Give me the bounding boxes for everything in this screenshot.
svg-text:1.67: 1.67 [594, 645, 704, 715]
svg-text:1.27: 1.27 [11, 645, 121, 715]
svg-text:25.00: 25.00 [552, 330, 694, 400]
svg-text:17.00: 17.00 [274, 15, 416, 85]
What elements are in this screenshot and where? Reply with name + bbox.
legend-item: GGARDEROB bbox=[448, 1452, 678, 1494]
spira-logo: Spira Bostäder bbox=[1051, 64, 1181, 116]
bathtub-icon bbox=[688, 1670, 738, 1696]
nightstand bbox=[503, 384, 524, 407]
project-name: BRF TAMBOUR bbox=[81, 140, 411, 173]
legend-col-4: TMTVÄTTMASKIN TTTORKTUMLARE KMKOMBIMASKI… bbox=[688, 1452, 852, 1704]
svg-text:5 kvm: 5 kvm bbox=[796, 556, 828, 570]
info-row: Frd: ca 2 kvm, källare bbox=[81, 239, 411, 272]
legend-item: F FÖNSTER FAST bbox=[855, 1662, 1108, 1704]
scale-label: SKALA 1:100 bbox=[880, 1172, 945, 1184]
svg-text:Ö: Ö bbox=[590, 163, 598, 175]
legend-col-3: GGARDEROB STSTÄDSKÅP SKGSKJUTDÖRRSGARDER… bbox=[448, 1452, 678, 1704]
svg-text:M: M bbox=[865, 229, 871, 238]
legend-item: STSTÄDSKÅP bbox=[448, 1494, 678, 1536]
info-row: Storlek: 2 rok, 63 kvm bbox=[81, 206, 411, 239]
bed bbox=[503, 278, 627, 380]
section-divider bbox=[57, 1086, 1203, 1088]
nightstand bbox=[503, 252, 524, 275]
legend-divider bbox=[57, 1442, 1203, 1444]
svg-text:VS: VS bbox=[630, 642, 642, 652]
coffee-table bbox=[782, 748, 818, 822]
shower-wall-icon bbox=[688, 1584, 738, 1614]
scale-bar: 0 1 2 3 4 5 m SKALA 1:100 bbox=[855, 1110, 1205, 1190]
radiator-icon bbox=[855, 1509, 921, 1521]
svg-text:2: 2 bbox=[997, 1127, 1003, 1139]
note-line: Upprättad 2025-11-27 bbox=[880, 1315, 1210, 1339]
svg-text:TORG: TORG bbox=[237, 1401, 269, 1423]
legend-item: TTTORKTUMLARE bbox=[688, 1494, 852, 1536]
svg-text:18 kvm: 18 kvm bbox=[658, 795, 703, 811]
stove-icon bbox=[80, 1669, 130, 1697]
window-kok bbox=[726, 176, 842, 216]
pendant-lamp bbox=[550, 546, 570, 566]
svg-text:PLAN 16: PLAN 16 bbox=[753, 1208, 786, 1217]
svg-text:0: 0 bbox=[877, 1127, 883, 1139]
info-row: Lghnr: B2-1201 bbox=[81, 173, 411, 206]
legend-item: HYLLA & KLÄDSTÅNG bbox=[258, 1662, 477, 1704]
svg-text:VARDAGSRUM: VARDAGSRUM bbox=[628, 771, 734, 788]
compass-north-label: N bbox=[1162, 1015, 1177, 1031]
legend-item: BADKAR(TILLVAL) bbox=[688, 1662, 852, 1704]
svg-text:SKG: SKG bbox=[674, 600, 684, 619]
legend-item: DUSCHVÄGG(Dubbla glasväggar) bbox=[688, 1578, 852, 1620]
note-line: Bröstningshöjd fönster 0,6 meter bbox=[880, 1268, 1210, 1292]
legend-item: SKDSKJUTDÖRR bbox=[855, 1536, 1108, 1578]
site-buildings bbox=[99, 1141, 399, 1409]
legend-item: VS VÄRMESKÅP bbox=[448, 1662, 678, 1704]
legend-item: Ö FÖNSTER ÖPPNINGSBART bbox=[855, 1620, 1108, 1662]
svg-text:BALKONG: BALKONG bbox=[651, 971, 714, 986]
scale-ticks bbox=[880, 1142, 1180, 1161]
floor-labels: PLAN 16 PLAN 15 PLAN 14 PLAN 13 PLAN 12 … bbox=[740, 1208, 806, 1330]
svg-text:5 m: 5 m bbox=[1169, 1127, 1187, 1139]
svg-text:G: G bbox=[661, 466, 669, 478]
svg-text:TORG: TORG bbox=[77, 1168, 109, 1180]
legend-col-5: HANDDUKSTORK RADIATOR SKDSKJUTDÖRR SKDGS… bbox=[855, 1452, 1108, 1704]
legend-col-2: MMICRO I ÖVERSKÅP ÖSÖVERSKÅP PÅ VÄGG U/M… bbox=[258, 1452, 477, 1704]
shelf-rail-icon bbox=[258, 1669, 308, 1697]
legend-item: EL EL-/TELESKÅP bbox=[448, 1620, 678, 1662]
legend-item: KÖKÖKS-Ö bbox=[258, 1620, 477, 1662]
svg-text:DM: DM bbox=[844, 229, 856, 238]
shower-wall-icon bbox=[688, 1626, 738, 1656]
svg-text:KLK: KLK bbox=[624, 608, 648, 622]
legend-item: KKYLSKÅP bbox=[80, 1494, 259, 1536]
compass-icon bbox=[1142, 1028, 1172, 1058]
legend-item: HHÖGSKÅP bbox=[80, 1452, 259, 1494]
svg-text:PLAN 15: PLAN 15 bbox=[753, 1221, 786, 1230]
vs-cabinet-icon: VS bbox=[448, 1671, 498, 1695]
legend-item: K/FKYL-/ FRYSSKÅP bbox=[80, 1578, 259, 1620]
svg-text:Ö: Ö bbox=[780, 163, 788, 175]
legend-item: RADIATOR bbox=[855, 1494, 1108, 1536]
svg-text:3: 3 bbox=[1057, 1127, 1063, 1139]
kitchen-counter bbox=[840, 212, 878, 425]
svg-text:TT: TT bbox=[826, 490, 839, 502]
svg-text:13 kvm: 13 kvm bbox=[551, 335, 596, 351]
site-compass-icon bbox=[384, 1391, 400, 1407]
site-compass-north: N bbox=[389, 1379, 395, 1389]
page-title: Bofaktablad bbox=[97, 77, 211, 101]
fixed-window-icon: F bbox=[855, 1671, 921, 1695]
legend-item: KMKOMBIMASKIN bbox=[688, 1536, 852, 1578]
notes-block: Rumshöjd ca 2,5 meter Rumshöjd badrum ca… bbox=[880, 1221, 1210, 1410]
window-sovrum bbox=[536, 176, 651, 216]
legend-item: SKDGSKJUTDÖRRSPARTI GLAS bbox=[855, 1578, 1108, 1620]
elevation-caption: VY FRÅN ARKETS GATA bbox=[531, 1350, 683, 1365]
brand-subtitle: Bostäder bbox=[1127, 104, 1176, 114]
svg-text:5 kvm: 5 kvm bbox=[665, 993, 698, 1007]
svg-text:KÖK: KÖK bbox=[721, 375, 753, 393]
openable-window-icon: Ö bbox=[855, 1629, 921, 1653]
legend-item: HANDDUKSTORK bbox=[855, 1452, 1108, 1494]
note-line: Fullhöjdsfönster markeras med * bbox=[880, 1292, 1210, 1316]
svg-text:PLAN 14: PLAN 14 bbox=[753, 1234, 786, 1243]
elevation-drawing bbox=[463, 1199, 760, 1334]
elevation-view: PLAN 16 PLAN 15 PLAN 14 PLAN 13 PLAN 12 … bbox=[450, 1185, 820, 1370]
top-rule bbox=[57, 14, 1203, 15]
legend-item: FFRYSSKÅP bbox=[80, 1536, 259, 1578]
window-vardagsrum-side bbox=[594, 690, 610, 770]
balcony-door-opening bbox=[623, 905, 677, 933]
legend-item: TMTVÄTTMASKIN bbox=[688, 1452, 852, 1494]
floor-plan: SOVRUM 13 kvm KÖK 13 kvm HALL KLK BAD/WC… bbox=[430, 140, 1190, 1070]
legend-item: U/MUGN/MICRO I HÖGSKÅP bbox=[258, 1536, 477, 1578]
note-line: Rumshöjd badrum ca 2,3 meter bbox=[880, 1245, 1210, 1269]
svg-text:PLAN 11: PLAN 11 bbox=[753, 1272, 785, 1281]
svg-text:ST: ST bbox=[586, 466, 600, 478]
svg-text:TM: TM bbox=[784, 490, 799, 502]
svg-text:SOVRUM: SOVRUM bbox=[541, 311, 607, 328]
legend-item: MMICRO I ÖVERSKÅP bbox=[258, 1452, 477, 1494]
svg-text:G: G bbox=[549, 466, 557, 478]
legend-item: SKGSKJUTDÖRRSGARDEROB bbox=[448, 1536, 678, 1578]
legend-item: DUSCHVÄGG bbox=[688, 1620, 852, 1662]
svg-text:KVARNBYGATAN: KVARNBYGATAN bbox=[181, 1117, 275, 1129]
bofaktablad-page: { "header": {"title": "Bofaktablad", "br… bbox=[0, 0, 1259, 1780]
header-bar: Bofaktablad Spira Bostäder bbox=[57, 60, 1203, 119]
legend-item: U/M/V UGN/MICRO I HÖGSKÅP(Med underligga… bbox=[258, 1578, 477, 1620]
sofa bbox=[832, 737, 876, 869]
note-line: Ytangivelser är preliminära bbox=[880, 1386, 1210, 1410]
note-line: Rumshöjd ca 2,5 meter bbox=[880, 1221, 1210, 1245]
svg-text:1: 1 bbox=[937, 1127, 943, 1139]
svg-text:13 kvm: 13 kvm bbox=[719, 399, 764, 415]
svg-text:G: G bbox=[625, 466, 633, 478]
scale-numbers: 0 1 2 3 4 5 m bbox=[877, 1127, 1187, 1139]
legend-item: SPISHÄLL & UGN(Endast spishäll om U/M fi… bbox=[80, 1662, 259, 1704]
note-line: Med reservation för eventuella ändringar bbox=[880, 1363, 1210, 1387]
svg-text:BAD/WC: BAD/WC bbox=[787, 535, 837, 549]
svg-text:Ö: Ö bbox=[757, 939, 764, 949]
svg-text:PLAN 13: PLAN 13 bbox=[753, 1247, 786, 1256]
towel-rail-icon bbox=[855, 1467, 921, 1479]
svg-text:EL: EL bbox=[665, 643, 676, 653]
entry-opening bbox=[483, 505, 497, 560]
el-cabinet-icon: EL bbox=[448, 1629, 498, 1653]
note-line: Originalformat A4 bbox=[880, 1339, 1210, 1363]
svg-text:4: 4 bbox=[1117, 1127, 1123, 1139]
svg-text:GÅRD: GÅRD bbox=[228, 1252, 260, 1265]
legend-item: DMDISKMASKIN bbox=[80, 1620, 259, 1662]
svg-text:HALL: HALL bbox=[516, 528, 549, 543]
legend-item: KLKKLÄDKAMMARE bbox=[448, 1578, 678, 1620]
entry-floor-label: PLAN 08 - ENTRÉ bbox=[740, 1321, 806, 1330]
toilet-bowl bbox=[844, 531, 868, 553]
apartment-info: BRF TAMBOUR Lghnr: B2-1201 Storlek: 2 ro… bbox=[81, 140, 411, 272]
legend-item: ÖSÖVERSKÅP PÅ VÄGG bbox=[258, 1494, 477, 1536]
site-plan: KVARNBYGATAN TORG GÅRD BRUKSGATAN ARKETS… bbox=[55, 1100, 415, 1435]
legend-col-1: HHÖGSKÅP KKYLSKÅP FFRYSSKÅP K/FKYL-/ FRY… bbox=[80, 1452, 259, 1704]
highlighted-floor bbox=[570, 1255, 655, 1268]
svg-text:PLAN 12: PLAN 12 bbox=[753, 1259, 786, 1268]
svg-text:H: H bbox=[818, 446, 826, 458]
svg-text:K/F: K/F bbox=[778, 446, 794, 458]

**The request**
Reproduce verbatim the stretch of the items above from their very first line through the line that contains "info-row: Frd: ca", including both ends.

**Solution**
Give me the bounding boxes for everything in this screenshot.
svg-text:1.67: 1.67 [594, 645, 704, 715]
svg-text:1.27: 1.27 [11, 645, 121, 715]
svg-text:25.00: 25.00 [552, 330, 694, 400]
svg-text:17.00: 17.00 [274, 15, 416, 85]
What elements are in this screenshot and where? Reply with name + bbox.
legend-item: GGARDEROB bbox=[448, 1452, 678, 1494]
spira-logo: Spira Bostäder bbox=[1051, 64, 1181, 116]
bathtub-icon bbox=[688, 1670, 738, 1696]
nightstand bbox=[503, 384, 524, 407]
project-name: BRF TAMBOUR bbox=[81, 140, 411, 173]
legend-col-4: TMTVÄTTMASKIN TTTORKTUMLARE KMKOMBIMASKI… bbox=[688, 1452, 852, 1704]
svg-text:5 kvm: 5 kvm bbox=[796, 556, 828, 570]
info-row: Frd: ca 2 kvm, källare bbox=[81, 239, 411, 272]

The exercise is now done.